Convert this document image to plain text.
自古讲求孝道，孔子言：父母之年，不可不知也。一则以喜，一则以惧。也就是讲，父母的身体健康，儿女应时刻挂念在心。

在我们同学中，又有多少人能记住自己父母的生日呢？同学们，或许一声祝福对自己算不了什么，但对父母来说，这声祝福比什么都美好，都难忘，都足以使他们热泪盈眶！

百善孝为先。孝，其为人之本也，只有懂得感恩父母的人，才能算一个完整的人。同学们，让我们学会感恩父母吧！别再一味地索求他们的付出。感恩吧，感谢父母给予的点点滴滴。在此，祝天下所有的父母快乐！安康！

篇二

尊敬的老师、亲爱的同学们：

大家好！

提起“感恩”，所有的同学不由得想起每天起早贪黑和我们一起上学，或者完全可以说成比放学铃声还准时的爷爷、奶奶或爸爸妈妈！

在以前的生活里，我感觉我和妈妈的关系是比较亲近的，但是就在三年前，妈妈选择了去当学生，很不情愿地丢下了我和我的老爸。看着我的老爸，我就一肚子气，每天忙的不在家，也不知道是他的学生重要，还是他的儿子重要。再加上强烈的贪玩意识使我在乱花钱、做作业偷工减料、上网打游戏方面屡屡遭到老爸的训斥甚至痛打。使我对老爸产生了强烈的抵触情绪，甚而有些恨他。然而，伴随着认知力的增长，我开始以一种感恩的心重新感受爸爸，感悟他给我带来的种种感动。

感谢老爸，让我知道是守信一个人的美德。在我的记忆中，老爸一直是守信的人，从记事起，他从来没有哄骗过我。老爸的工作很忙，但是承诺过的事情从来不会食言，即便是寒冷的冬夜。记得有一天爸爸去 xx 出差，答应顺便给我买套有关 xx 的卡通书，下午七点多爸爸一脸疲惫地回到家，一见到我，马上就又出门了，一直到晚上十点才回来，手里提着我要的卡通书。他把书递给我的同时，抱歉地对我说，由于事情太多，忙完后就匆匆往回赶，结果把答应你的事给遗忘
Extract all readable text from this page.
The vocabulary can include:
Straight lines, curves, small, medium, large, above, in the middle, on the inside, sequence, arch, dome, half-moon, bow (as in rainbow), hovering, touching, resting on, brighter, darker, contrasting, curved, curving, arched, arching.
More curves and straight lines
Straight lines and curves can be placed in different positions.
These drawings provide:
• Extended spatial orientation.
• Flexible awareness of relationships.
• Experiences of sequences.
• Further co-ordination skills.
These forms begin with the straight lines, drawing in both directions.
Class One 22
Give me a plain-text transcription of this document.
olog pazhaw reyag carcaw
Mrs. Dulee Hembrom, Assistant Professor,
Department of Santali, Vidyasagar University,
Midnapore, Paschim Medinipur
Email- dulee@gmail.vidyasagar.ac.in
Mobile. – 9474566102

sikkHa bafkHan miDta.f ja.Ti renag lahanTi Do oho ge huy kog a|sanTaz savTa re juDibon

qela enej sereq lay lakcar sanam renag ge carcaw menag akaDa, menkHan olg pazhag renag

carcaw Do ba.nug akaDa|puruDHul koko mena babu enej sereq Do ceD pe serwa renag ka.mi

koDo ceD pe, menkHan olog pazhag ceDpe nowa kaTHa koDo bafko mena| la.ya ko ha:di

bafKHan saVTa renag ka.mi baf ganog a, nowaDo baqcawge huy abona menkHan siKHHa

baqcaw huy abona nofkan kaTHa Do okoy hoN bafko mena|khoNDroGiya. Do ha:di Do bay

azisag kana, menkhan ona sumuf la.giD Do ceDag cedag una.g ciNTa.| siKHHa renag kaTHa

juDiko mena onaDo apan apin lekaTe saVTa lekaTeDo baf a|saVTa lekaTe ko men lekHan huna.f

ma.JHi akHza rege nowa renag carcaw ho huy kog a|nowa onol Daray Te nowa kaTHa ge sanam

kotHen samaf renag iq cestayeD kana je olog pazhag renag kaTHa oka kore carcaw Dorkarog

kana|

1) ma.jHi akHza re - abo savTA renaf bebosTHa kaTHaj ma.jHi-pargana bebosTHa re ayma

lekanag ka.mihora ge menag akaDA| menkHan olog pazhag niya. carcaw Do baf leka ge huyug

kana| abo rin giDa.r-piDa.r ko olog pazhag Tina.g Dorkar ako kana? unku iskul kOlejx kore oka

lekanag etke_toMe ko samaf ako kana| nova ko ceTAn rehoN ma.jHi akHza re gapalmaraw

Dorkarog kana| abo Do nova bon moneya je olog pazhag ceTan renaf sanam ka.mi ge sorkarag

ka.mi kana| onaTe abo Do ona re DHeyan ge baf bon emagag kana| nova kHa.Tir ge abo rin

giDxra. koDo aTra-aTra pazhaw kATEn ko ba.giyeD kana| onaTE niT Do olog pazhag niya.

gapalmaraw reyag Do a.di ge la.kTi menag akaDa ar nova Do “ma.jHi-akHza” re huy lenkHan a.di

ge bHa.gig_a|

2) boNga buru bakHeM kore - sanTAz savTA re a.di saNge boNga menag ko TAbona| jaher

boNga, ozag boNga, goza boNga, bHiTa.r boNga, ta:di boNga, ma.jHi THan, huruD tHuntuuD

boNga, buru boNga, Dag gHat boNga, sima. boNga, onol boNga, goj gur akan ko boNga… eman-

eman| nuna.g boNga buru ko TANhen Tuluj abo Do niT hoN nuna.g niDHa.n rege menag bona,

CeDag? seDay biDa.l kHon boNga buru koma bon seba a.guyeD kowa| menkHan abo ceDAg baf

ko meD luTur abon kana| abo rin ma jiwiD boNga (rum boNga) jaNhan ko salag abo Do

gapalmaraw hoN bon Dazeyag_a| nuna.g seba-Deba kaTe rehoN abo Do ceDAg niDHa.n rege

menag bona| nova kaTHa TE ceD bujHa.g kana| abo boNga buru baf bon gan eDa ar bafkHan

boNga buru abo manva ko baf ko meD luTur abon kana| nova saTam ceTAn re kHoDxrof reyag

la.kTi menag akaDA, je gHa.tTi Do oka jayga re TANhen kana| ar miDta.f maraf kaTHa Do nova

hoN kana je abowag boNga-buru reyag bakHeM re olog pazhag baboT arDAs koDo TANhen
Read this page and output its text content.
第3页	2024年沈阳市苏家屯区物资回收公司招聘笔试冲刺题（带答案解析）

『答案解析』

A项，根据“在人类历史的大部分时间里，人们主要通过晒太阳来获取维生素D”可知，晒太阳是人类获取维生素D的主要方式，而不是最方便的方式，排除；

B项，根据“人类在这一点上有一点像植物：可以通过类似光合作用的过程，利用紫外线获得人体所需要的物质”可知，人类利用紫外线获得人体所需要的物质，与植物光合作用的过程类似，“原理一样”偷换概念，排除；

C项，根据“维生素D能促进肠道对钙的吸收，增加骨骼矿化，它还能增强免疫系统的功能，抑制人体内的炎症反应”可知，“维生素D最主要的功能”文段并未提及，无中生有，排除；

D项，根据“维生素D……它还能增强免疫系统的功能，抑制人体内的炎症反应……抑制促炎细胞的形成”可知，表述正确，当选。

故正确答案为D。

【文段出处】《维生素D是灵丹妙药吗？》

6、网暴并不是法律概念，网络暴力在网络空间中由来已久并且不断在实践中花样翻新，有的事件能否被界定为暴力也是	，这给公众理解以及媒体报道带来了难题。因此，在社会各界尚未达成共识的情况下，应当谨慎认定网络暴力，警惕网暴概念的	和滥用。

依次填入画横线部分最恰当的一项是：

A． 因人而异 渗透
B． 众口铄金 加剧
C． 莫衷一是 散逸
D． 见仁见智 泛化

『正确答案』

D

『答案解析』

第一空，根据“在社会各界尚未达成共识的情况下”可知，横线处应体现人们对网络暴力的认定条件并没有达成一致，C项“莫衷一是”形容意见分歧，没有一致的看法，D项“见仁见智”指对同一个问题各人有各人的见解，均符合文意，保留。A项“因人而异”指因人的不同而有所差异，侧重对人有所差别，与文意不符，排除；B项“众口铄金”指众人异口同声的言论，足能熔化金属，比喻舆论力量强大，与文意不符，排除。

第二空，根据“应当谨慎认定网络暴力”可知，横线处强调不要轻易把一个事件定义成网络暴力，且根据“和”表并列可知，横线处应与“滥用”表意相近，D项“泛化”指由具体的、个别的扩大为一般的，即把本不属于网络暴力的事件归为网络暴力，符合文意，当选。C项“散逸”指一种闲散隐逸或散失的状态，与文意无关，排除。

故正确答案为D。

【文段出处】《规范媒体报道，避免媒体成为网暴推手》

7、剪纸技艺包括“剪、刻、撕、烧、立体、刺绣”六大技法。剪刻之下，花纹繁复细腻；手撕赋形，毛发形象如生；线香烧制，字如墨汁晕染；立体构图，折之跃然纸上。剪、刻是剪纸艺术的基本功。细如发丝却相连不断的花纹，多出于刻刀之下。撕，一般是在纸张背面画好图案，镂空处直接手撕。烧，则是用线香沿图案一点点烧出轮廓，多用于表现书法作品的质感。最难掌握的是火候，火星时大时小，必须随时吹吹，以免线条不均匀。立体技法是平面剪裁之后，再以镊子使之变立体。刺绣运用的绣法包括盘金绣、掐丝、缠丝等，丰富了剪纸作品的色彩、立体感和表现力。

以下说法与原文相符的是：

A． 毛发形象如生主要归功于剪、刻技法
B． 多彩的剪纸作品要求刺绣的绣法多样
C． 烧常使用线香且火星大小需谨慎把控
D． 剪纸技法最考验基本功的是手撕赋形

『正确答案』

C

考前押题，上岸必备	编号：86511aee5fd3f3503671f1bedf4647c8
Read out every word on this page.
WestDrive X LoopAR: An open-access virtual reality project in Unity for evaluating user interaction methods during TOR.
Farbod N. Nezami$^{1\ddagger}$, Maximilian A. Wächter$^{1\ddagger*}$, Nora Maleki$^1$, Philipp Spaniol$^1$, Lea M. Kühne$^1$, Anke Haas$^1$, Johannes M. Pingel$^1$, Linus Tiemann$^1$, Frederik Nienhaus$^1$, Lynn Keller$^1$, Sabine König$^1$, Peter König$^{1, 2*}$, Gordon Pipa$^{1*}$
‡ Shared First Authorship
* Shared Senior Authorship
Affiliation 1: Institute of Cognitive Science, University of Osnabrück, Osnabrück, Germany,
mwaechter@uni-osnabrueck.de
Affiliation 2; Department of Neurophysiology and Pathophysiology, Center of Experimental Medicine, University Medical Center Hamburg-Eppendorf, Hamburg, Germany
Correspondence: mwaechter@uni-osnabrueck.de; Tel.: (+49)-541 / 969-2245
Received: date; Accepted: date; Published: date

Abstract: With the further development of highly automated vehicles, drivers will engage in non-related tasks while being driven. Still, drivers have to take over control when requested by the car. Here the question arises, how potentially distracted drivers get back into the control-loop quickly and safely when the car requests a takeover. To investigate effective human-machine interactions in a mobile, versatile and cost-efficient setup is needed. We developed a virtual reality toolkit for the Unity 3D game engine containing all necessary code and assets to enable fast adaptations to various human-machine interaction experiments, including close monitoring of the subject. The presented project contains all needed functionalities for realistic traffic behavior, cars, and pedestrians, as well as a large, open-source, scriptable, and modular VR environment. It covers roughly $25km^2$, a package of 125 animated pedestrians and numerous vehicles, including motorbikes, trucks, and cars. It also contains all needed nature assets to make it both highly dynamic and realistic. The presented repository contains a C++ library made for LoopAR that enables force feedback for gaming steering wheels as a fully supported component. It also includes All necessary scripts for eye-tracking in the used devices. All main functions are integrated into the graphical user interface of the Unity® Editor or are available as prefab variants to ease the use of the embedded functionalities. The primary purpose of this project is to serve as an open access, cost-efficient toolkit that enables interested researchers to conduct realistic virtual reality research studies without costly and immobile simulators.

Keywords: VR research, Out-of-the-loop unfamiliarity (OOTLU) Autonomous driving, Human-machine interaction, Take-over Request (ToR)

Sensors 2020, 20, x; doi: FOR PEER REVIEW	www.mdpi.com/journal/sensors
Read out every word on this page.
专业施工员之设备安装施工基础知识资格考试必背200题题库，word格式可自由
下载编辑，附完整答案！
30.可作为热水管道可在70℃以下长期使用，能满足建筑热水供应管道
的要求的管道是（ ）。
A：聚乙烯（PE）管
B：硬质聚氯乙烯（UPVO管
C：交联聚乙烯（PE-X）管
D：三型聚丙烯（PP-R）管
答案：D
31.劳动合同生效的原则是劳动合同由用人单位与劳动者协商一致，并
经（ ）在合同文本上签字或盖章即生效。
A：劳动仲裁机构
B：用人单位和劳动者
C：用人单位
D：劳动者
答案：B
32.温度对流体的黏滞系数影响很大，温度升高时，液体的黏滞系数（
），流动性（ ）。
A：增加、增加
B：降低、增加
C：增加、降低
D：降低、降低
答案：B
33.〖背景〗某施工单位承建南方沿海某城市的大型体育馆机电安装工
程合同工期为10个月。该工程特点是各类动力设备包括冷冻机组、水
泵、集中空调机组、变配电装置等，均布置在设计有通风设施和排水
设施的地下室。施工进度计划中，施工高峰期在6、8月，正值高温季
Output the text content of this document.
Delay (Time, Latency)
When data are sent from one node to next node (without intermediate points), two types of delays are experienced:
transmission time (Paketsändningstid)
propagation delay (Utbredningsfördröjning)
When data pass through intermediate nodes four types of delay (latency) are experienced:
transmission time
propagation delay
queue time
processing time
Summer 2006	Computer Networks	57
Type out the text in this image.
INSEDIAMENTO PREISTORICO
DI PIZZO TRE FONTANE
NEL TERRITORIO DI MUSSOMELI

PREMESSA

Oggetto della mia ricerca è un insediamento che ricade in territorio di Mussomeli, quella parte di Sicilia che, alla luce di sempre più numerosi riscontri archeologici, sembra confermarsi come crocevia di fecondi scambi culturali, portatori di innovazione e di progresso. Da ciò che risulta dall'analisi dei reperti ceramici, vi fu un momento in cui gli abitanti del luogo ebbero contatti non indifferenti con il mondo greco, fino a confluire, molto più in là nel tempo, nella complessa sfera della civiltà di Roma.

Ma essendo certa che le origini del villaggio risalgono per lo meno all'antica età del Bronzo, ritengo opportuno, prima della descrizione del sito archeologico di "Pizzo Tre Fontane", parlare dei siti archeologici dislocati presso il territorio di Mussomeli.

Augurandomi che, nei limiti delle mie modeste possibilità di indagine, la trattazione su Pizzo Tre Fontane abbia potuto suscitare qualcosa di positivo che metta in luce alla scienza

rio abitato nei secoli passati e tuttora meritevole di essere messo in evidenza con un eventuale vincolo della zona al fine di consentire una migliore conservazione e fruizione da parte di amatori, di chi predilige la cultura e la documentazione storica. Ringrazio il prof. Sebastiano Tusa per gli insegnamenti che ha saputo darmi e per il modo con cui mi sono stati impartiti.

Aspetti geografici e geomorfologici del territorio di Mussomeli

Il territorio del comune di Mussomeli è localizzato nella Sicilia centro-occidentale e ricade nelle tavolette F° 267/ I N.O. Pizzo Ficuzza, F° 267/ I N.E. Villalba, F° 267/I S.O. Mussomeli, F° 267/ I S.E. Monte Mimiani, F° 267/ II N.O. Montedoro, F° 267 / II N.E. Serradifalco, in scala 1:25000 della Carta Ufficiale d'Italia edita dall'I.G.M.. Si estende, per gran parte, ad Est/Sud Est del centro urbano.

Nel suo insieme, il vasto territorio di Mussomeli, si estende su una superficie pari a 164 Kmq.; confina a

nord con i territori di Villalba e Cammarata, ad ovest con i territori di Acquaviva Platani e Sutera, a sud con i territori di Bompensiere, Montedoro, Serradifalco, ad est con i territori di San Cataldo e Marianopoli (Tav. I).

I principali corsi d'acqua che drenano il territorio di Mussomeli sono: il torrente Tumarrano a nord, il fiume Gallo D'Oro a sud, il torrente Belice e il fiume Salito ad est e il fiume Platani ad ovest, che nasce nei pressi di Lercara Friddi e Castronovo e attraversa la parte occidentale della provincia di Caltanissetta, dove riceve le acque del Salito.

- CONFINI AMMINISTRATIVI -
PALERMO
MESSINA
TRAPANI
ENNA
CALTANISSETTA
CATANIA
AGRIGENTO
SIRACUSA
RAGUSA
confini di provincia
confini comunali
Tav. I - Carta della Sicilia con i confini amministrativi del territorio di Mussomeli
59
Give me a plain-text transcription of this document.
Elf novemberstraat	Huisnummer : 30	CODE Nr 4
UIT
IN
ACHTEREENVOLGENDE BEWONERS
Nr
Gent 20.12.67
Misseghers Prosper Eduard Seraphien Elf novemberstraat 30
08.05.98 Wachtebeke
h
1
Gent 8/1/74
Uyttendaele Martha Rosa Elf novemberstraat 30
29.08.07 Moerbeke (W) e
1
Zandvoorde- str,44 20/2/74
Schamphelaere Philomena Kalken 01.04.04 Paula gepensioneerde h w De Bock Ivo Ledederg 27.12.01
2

+++

**WORK TO BE COMPLETED**
Filter the listing for the word "from" and copy every line that holds it.

**TASK SOLUTION**
Extract all readable text from this page.
When data are sent from one node to next node (without intermediate points), two types of delays are experienced:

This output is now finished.